=== Data extract ===

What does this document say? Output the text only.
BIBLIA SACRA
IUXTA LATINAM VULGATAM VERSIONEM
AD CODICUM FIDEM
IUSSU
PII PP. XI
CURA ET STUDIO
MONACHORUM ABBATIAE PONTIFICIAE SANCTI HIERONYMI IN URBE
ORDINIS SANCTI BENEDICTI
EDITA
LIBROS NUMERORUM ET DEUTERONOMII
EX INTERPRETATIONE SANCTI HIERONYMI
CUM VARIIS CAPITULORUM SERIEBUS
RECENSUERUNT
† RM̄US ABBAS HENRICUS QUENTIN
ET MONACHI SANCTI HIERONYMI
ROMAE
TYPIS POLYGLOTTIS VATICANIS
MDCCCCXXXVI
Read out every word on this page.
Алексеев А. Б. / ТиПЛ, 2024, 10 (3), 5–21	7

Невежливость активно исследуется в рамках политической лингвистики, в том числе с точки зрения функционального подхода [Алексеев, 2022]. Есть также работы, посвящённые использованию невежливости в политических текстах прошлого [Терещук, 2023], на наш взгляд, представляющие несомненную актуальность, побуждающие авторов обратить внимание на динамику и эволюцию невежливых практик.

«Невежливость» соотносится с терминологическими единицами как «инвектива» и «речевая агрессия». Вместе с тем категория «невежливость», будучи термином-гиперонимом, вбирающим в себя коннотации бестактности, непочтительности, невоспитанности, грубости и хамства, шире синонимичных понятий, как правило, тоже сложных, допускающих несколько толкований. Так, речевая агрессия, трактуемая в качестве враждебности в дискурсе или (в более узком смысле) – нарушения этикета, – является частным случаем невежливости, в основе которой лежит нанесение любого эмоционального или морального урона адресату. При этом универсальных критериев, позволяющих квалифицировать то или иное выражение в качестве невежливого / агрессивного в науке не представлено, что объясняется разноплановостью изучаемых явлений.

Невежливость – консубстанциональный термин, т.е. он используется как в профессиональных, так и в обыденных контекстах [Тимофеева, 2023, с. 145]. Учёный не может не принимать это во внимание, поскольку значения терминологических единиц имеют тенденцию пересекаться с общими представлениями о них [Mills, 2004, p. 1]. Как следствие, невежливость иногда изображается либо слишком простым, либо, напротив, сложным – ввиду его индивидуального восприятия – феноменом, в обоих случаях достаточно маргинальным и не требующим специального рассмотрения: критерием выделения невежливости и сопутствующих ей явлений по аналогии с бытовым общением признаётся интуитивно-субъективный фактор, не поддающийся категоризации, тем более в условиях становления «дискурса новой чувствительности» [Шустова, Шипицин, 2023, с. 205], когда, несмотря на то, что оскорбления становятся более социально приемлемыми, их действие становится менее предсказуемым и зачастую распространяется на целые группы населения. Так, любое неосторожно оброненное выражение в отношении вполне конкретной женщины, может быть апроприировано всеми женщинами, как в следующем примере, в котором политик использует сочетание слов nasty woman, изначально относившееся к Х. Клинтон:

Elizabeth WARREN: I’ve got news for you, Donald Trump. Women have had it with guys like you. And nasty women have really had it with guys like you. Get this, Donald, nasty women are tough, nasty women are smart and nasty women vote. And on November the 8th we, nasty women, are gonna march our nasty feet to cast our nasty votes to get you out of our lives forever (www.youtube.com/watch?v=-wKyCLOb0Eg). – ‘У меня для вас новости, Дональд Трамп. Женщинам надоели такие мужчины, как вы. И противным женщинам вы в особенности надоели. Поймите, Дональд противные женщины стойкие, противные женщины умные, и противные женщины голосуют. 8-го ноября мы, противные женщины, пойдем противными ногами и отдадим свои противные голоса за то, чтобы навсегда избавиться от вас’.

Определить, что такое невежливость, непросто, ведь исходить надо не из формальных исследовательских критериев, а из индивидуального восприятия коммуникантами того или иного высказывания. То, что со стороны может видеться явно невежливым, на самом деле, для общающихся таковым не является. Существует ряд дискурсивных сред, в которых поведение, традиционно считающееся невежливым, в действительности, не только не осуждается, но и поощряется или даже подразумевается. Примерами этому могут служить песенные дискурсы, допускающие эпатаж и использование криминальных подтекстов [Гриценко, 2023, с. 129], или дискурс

===

(Written problem) Reproduce the material precisely, including every line.

(Result below)
What does this document say? Output the text only.
BIBLIA SACRA
IUXTA LATINAM VULGATAM VERSIONEM
AD CODICUM FIDEM
IUSSU
PII PP. XI
CURA ET STUDIO
MONACHORUM ABBATIAE PONTIFICIAE SANCTI HIERONYMI IN URBE
ORDINIS SANCTI BENEDICTI
EDITA
LIBROS NUMERORUM ET DEUTERONOMII
EX INTERPRETATIONE SANCTI HIERONYMI
CUM VARIIS CAPITULORUM SERIEBUS
RECENSUERUNT
† RM̄US ABBAS HENRICUS QUENTIN
ET MONACHI SANCTI HIERONYMI
ROMAE
TYPIS POLYGLOTTIS VATICANIS
MDCCCCXXXVI
Read out every word on this page.
Алексеев А. Б. / ТиПЛ, 2024, 10 (3), 5–21	7

Невежливость активно исследуется в рамках политической лингвистики, в том числе с точки зрения функционального подхода [Алексеев, 2022]. Есть также работы, посвящённые использованию невежливости в политических текстах прошлого [Терещук, 2023], на наш взгляд, представляющие несомненную актуальность, побуждающие авторов обратить внимание на динамику и эволюцию невежливых практик.

«Невежливость» соотносится с терминологическими единицами как «инвектива» и «речевая агрессия». Вместе с тем категория «невежливость», будучи термином-гиперонимом, вбирающим в себя коннотации бестактности, непочтительности, невоспитанности, грубости и хамства, шире синонимичных понятий, как правило, тоже сложных, допускающих несколько толкований. Так, речевая агрессия, трактуемая в качестве враждебности в дискурсе или (в более узком смысле) – нарушения этикета, – является частным случаем невежливости, в основе которой лежит нанесение любого эмоционального или морального урона адресату. При этом универсальных критериев, позволяющих квалифицировать то или иное выражение в качестве невежливого / агрессивного в науке не представлено, что объясняется разноплановостью изучаемых явлений.

Невежливость – консубстанциональный термин, т.е. он используется как в профессиональных, так и в обыденных контекстах [Тимофеева, 2023, с. 145]. Учёный не может не принимать это во внимание, поскольку значения терминологических единиц имеют тенденцию пересекаться с общими представлениями о них [Mills, 2004, p. 1]. Как следствие, невежливость иногда изображается либо слишком простым, либо, напротив, сложным – ввиду его индивидуального восприятия – феноменом, в обоих случаях достаточно маргинальным и не требующим специального рассмотрения: критерием выделения невежливости и сопутствующих ей явлений по аналогии с бытовым общением признаётся интуитивно-субъективный фактор, не поддающийся категоризации, тем более в условиях становления «дискурса новой чувствительности» [Шустова, Шипицин, 2023, с. 205], когда, несмотря на то, что оскорбления становятся более социально приемлемыми, их действие становится менее предсказуемым и зачастую распространяется на целые группы населения. Так, любое неосторожно оброненное выражение в отношении вполне конкретной женщины, может быть апроприировано всеми женщинами, как в следующем примере, в котором политик использует сочетание слов nasty woman, изначально относившееся к Х. Клинтон:

Elizabeth WARREN: I’ve got news for you, Donald Trump. Women have had it with guys like you. And nasty women have really had it with guys like you. Get this, Donald, nasty women are tough, nasty women are smart and nasty women vote. And on November the 8th we, nasty women, are gonna march our nasty feet to cast our nasty votes to get you out of our lives forever (www.youtube.com/watch?v=-wKyCLOb0Eg). – ‘У меня для вас новости, Дональд Трамп. Женщинам надоели такие мужчины, как вы. И противным женщинам вы в особенности надоели. Поймите, Дональд противные женщины стойкие, противные женщины умные, и противные женщины голосуют. 8-го ноября мы, противные женщины, пойдем противными ногами и отдадим свои противные голоса за то, чтобы навсегда избавиться от вас’.

Определить, что такое невежливость, непросто, ведь исходить надо не из формальных исследовательских критериев, а из индивидуального восприятия коммуникантами того или иного высказывания. То, что со стороны может видеться явно невежливым, на самом деле, для общающихся таковым не является. Существует ряд дискурсивных сред, в которых поведение, традиционно считающееся невежливым, в действительности, не только не осуждается, но и поощряется или даже подразумевается. Примерами этому могут служить песенные дискурсы, допускающие эпатаж и использование криминальных подтекстов [Гриценко, 2023, с. 129], или дискурс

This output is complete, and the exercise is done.